# WHAT NEEDS TO BE DONE
Wherever the string "showcases" appears in a line, extract that line.

# RECORDS FOR THE EXERCISE
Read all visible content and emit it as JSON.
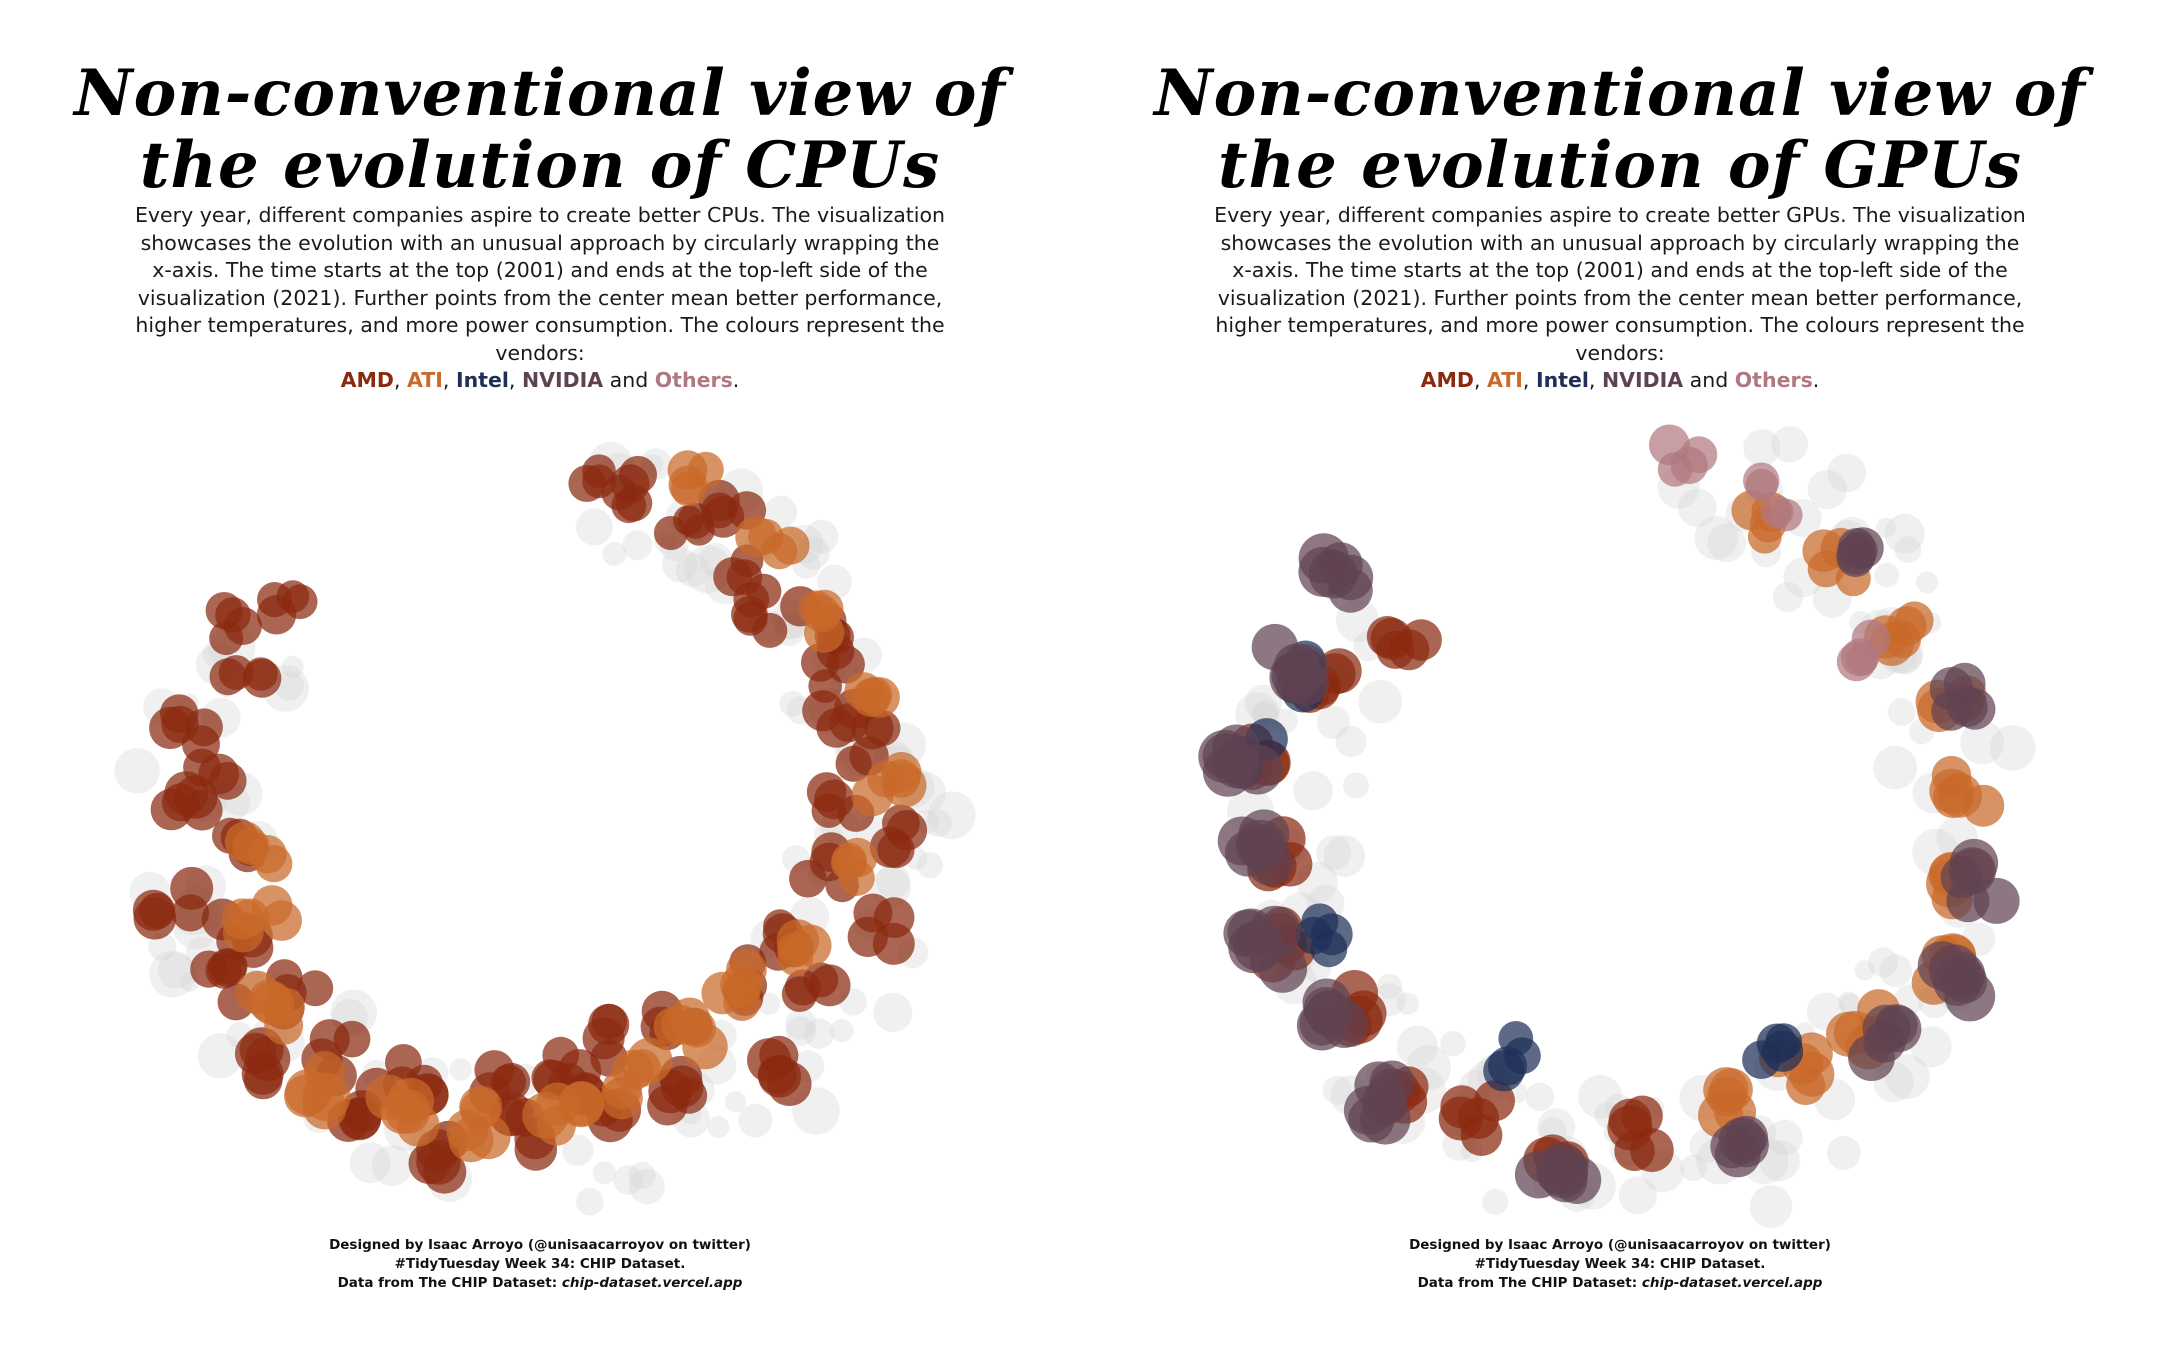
{
  "palette": {
    "amd": "#8b2a10",
    "ati": "#c96a2a",
    "intel": "#1f2f57",
    "nvidia": "#5f4252",
    "others": "#b07880",
    "background_points": "#d4d4d4"
  },
  "legend_words": {
    "amd": "AMD",
    "ati": "ATI",
    "intel": "Intel",
    "nvidia": "NVIDIA",
    "and": "and",
    "others": "Others"
  },
  "panels": [
    {
      "title_line1": "Non-conventional view of",
      "title_line2": "the evolution of CPUs",
      "subtitle": "Every year, different companies aspire to create better CPUs. The visualization showcases the evolution with an unusual approach by circularly wrapping the x-axis. The time starts at the top (2001) and ends at the top-left side of the visualization (2021). Further points from the center mean better performance, higher temperatures, and more power consumption. The colours represent the vendors:",
      "caption_line1": "Designed by Isaac Arroyo (@unisaacarroyov on twitter)",
      "caption_line2": "#TidyTuesday Week 34: CHIP Dataset.",
      "caption_line3_prefix": "Data from The CHIP Dataset:",
      "caption_line3_link": "chip-dataset.vercel.app"
    },
    {
      "title_line1": "Non-conventional view of",
      "title_line2": "the evolution of GPUs",
      "subtitle": "Every year, different companies aspire to create better GPUs. The visualization showcases the evolution with an unusual approach by circularly wrapping the x-axis. The time starts at the top (2001) and ends at the top-left side of the visualization (2021). Further points from the center mean better performance, higher temperatures, and more power consumption. The colours represent the vendors:",
      "caption_line1": "Designed by Isaac Arroyo (@unisaacarroyov on twitter)",
      "caption_line2": "#TidyTuesday Week 34: CHIP Dataset.",
      "caption_line3_prefix": "Data from The CHIP Dataset:",
      "caption_line3_link": "chip-dataset.vercel.app"
    }
  ],
  "chart_data": [
    {
      "type": "scatter",
      "coordinate_system": "polar (x-axis wrapped circularly, time runs clockwise from top)",
      "time_range": [
        2001,
        2021
      ],
      "grid": false,
      "legend": "inline in subtitle",
      "series": [
        {
          "name": "AMD",
          "color_key": "amd",
          "points": [
            [
              2001,
              0.82,
              0.5
            ],
            [
              2001.5,
              0.85,
              0.55
            ],
            [
              2002,
              0.8,
              0.45
            ],
            [
              2002.5,
              0.88,
              0.6
            ],
            [
              2003,
              0.75,
              0.5
            ],
            [
              2003.5,
              0.7,
              0.45
            ],
            [
              2004,
              0.82,
              0.55
            ],
            [
              2004.5,
              0.78,
              0.5
            ],
            [
              2005,
              0.72,
              0.55
            ],
            [
              2005.5,
              0.8,
              0.6
            ],
            [
              2006,
              0.68,
              0.5
            ],
            [
              2006.5,
              0.85,
              0.55
            ],
            [
              2007,
              0.62,
              0.5
            ],
            [
              2007.5,
              0.9,
              0.6
            ],
            [
              2008,
              0.55,
              0.55
            ],
            [
              2008.5,
              0.78,
              0.6
            ],
            [
              2009,
              0.48,
              0.55
            ],
            [
              2009.5,
              0.82,
              0.7
            ],
            [
              2010,
              0.45,
              0.6
            ],
            [
              2010.5,
              0.7,
              0.65
            ],
            [
              2011,
              0.42,
              0.6
            ],
            [
              2011.5,
              0.65,
              0.7
            ],
            [
              2012,
              0.5,
              0.65
            ],
            [
              2012.5,
              0.72,
              0.7
            ],
            [
              2013,
              0.55,
              0.6
            ],
            [
              2013.5,
              0.85,
              0.7
            ],
            [
              2014,
              0.6,
              0.65
            ],
            [
              2014.5,
              0.8,
              0.7
            ],
            [
              2015,
              0.7,
              0.6
            ],
            [
              2015.5,
              0.9,
              0.7
            ],
            [
              2016,
              0.65,
              0.55
            ],
            [
              2016.5,
              0.88,
              0.65
            ],
            [
              2017,
              0.75,
              0.6
            ],
            [
              2017.5,
              0.95,
              0.65
            ],
            [
              2018,
              0.7,
              0.6
            ],
            [
              2018.5,
              0.85,
              0.65
            ],
            [
              2019,
              0.8,
              0.6
            ],
            [
              2019.5,
              0.92,
              0.6
            ],
            [
              2020,
              0.75,
              0.55
            ],
            [
              2020.5,
              0.88,
              0.55
            ],
            [
              2021,
              0.8,
              0.5
            ]
          ]
        },
        {
          "name": "ATI",
          "color_key": "ati",
          "points": [
            [
              2002,
              0.92,
              0.6
            ],
            [
              2003,
              0.9,
              0.6
            ],
            [
              2004,
              0.88,
              0.55
            ],
            [
              2005,
              0.9,
              0.6
            ],
            [
              2006,
              0.85,
              0.65
            ],
            [
              2007,
              0.75,
              0.6
            ],
            [
              2008,
              0.6,
              0.6
            ],
            [
              2009,
              0.52,
              0.65
            ],
            [
              2010,
              0.5,
              0.7
            ],
            [
              2011,
              0.58,
              0.7
            ],
            [
              2012,
              0.62,
              0.75
            ],
            [
              2013,
              0.7,
              0.7
            ],
            [
              2014,
              0.75,
              0.75
            ],
            [
              2015,
              0.85,
              0.8
            ],
            [
              2016,
              0.78,
              0.7
            ],
            [
              2017,
              0.65,
              0.65
            ],
            [
              2018,
              0.6,
              0.6
            ]
          ]
        }
      ]
    },
    {
      "type": "scatter",
      "coordinate_system": "polar (x-axis wrapped circularly, time runs clockwise from top)",
      "time_range": [
        2001,
        2021
      ],
      "grid": false,
      "legend": "inline in subtitle",
      "series": [
        {
          "name": "AMD",
          "color_key": "amd",
          "points": [
            [
              2012,
              0.72,
              0.7
            ],
            [
              2013,
              0.82,
              0.75
            ],
            [
              2014,
              0.78,
              0.75
            ],
            [
              2015,
              0.88,
              0.8
            ],
            [
              2016,
              0.8,
              0.8
            ],
            [
              2017,
              0.9,
              0.75
            ],
            [
              2018,
              0.85,
              0.8
            ],
            [
              2019,
              0.92,
              0.75
            ],
            [
              2020,
              0.78,
              0.75
            ],
            [
              2021,
              0.6,
              0.7
            ]
          ]
        },
        {
          "name": "ATI",
          "color_key": "ati",
          "points": [
            [
              2002,
              0.78,
              0.55
            ],
            [
              2003,
              0.8,
              0.6
            ],
            [
              2004,
              0.82,
              0.65
            ],
            [
              2005,
              0.88,
              0.7
            ],
            [
              2006,
              0.85,
              0.75
            ],
            [
              2007,
              0.82,
              0.8
            ],
            [
              2008,
              0.9,
              0.8
            ],
            [
              2009,
              0.75,
              0.75
            ],
            [
              2010,
              0.7,
              0.7
            ],
            [
              2011,
              0.65,
              0.7
            ]
          ]
        },
        {
          "name": "Intel",
          "color_key": "intel",
          "points": [
            [
              2010,
              0.55,
              0.55
            ],
            [
              2014,
              0.5,
              0.55
            ],
            [
              2017,
              0.75,
              0.6
            ],
            [
              2019,
              0.95,
              0.6
            ],
            [
              2020,
              0.82,
              0.6
            ]
          ]
        },
        {
          "name": "NVIDIA",
          "color_key": "nvidia",
          "points": [
            [
              2003,
              0.85,
              0.65
            ],
            [
              2005,
              0.92,
              0.75
            ],
            [
              2007,
              0.9,
              0.85
            ],
            [
              2008,
              0.95,
              0.9
            ],
            [
              2009,
              0.85,
              0.85
            ],
            [
              2011,
              0.82,
              0.85
            ],
            [
              2013,
              0.88,
              0.9
            ],
            [
              2015,
              0.92,
              0.9
            ],
            [
              2016,
              0.85,
              0.9
            ],
            [
              2017,
              0.95,
              0.95
            ],
            [
              2018,
              0.9,
              0.9
            ],
            [
              2019,
              0.98,
              1.0
            ],
            [
              2020,
              0.9,
              0.95
            ],
            [
              2021,
              0.95,
              0.9
            ]
          ]
        },
        {
          "name": "Others",
          "color_key": "others",
          "points": [
            [
              2001,
              0.92,
              0.55
            ],
            [
              2002,
              0.88,
              0.5
            ],
            [
              2004,
              0.65,
              0.5
            ]
          ]
        }
      ]
    }
  ]
}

# RESULT
      "subtitle": "Every year, different companies aspire to create better CPUs. The visualization showcases the evolution with an unusual approach by circularly wrapping the x-axis. The time starts at the top (2001) and ends at the top-left side of the visualization (2021). Further points from the center mean better performance, higher temperatures, and more power consumption. The colours represent the vendors:",
      "subtitle": "Every year, different companies aspire to create better GPUs. The visualization showcases the evolution with an unusual approach by circularly wrapping the x-axis. The time starts at the top (2001) and ends at the top-left side of the visualization (2021). Further points from the center mean better performance, higher temperatures, and more power consumption. The colours represent the vendors:",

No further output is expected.